**The input**
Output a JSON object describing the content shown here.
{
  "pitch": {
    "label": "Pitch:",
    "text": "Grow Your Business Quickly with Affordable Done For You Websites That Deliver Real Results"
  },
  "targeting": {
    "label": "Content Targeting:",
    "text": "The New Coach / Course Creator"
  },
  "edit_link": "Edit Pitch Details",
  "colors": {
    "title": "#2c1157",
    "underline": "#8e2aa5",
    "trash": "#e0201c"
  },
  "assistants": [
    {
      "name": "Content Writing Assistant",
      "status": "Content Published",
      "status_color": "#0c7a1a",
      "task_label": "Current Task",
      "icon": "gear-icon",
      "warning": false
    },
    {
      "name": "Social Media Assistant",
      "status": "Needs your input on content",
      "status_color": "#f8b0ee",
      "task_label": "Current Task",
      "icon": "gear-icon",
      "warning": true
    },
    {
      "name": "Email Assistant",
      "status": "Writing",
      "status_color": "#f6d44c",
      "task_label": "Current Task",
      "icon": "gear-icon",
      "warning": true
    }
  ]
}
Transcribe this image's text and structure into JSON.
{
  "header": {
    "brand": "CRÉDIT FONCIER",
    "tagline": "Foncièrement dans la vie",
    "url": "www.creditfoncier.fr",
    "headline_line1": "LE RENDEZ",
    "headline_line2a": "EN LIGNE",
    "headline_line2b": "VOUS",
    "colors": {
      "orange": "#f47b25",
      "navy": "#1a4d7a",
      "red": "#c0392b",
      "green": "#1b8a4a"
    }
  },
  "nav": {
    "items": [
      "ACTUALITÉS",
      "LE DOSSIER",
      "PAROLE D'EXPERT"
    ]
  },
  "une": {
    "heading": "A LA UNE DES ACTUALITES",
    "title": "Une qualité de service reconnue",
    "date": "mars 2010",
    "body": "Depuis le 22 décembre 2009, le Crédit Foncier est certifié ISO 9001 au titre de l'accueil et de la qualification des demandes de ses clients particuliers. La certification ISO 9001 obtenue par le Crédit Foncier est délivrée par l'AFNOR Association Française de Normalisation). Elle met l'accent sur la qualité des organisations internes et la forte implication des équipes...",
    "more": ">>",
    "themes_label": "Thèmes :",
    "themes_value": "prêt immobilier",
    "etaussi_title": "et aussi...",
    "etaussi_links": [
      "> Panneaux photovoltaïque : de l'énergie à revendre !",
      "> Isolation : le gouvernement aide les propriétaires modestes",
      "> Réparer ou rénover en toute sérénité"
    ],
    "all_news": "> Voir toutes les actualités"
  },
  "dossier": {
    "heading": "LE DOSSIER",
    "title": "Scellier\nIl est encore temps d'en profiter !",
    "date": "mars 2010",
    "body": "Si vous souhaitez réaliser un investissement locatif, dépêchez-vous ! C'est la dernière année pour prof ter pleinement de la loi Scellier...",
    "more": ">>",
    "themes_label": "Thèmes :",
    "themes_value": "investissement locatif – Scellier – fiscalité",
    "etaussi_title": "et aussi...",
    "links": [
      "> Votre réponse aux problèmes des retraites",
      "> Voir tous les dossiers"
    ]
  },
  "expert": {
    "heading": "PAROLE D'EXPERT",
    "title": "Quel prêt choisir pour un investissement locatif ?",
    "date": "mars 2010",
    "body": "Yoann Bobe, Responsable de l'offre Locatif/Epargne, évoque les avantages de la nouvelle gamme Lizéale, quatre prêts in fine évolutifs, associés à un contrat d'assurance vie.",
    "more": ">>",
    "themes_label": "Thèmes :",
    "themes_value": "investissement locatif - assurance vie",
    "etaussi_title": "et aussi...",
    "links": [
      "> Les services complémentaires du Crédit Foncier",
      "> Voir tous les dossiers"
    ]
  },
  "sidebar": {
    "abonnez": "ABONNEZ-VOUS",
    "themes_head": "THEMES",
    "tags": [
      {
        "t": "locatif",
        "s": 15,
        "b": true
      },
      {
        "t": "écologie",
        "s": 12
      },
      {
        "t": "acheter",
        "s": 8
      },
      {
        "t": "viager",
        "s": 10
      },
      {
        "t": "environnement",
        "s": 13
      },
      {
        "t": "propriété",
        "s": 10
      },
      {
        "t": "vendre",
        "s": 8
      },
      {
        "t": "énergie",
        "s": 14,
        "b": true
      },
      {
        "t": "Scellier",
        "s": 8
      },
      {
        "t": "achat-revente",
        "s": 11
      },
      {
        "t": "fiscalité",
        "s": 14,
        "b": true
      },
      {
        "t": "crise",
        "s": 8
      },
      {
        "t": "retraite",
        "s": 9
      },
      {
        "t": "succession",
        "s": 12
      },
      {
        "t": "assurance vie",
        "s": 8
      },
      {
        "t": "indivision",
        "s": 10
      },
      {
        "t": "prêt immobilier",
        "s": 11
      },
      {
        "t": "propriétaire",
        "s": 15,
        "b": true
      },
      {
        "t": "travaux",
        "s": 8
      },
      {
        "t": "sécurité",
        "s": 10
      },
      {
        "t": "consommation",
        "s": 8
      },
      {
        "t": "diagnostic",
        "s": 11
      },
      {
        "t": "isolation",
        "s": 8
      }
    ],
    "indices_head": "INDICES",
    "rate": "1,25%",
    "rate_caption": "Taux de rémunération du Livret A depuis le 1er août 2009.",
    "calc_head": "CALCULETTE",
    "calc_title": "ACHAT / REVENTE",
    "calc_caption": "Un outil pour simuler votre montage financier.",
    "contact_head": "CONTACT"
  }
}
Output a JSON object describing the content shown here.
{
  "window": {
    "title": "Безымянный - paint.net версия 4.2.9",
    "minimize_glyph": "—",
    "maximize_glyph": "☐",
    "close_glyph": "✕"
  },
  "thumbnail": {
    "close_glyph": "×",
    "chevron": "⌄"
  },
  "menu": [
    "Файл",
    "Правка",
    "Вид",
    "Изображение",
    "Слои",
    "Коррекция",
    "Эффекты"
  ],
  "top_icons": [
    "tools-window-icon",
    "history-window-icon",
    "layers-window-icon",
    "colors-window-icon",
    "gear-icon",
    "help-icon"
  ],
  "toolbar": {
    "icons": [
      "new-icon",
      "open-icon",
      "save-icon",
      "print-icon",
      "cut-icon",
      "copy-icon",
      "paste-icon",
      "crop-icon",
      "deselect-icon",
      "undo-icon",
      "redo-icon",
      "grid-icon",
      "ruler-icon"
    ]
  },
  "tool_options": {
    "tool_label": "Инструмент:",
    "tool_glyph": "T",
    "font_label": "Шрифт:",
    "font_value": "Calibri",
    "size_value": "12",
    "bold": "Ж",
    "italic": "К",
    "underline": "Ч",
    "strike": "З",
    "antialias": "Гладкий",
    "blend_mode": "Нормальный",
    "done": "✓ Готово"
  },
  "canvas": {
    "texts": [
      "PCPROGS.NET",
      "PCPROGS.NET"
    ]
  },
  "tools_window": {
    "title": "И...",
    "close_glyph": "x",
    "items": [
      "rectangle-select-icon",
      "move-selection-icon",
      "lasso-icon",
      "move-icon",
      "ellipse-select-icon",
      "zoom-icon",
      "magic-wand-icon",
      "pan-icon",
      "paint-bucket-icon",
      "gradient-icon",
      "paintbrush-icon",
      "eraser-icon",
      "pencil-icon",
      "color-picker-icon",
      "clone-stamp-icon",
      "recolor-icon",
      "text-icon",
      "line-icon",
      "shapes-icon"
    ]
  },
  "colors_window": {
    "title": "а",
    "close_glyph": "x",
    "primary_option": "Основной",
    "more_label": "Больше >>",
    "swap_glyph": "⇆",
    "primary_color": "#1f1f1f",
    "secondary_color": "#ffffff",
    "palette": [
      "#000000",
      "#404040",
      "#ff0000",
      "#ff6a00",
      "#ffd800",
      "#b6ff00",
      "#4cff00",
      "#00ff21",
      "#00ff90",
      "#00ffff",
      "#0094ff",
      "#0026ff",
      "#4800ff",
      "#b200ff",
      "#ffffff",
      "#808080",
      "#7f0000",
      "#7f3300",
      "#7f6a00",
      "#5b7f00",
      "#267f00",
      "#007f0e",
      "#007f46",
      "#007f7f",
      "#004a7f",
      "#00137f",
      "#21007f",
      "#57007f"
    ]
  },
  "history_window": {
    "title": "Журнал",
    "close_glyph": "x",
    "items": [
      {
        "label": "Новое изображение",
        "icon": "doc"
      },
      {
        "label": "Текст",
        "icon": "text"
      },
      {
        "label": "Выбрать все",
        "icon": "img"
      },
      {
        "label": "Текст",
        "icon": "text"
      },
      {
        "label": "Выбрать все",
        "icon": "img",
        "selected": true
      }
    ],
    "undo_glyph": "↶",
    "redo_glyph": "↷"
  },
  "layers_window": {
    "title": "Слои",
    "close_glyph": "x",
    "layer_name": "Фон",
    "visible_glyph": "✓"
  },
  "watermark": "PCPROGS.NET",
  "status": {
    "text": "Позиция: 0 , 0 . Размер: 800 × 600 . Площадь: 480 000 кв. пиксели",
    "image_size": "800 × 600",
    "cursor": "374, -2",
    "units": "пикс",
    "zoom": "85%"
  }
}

**Directive**
Above are the records; copy every line in them that holds the word "qualité".

**Answer to the exercise**
    "title": "Une qualité de service reconnue",
    "body": "Depuis le 22 décembre 2009, le Crédit Foncier est certifié ISO 9001 au titre de l'accueil et de la qualification des demandes de ses clients particuliers. La certification ISO 9001 obtenue par le Crédit Foncier est délivrée par l'AFNOR Association Française de Normalisation). Elle met l'accent sur la qualité des organisations internes et la forte implication des équipes...",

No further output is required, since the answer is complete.